>> Begin PASSAGE SHOWN

Governor Gavin Newsom
Posted at 10:31 AM, Jul 09, 2021
and last updated 2021-07-09 13:33:21-04

Governor Gavin Newsom visited the Central Coast on Thursday to discuss drought conditions and sign some drought-related orders.

Lopez Lake is at 34% capacity while Lake Nacimiento is sitting at 20% and Santa Margarita is at 64%.

According to Governor Newsom, one factor is climate change.

“The hots are getting a lot hotter. The dries are getting a lot dryer,” Governor Newsom said.

“In the past week, temperatures as high as 17 degrees above average have exacerbated drought conditions across the entire American West,” said Wade Crowfoot, California Natural Resources Secretary.

In April, the first proclamation of a state of emergency was declared related to this year’s drought followed by another one in May.

On Thursday, nine additional counties were added to another state of emergency including San Luis Obispo and Santa Barbara counties.

“Total now 50 of our 58 counties officially are now in an order,” Governor Newsom said. “To move more effectively and efficiently to address conditions as they take shape in real time.”

In addition, an executive order was signed on Thursday to encourage a 15% voluntary water reduction throughout the state from residences to agricultural operations.

“Taking an opportunity to update the efficiency of your shower heads, as an example,” Governor Newsom said.

>> End PASSAGE SHOWN
>> Begin INFORMATION SUPPLIED

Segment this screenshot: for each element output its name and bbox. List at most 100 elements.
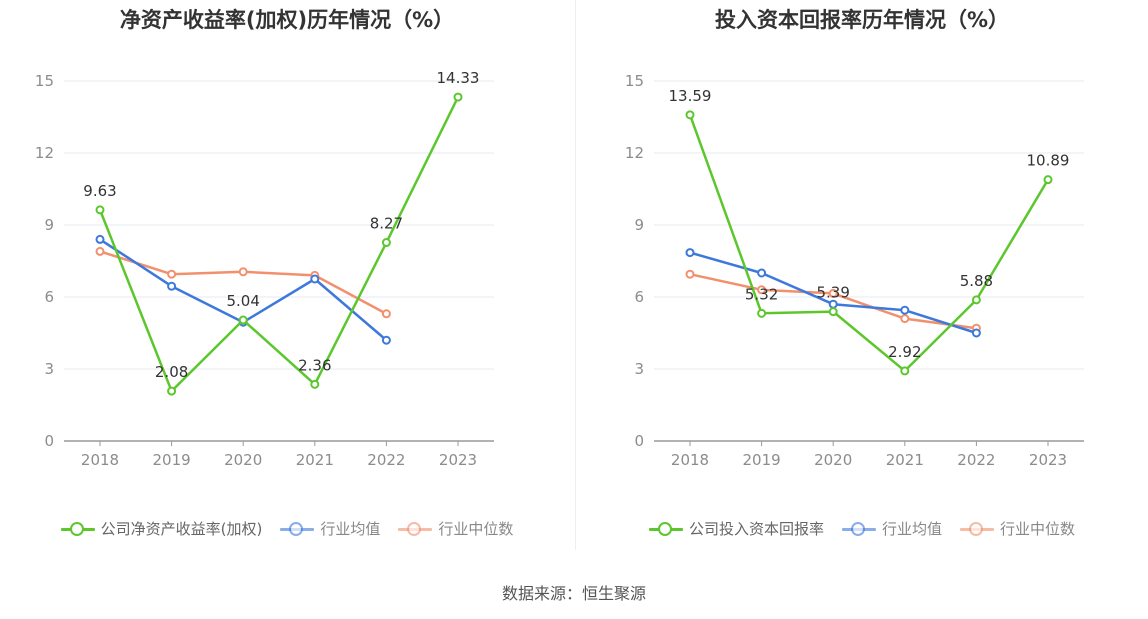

>> End INFORMATION SUPPLIED

- [SET TASKS]
1. Answer these questions using the article about the governor's drought visit.
(a) At what percentage of capacity is Lopez Lake?
(b) How many of California's counties are now in an order, according to Governor Newsom?
(c) What voluntary reduction in water use does the executive order signed on Thursday encourage?
2. Name every lake or reservoir mentioned in the drought article, and give the capacity reported for each.
3. Write a continuation of the article about Governor Newsom's drought visit, starting right after its final sentence.

- [RESPONSES IN ORDER]
1.
(a) 34%
(b) 50 of the state's 58 counties
(c) A 15% voluntary water reduction throughout the state, from residences to agricultural operations

2.
- Lopez Lake: 34%
- Lake Nacimiento: 20%
- Santa Margarita: 64%

3.
During the last drought, there were mandatory water conservation efforts.

“Interestingly, per capita, we reduced water consumption by roughly 21% in this state between 2013 and 2016,” Governor Newsom said.

Currently, residential water use in California is 16% below where we were in 2013. Meanwhile, there’s a $5.1 billion budget specific to the drought in the state.

“We will need to proceed with the lessons learned from the last drought but with the benefits of those lessons now and the resources that we have not been afforded in the past,” Governor Newsom said.

During the next San Luis Obispo County Board of Supervisors' meeting, they’re set to discuss drought conditions as well.

The executive order also has a monthly data report that must come out from the state water board including data of industrial, residential and agricultural use.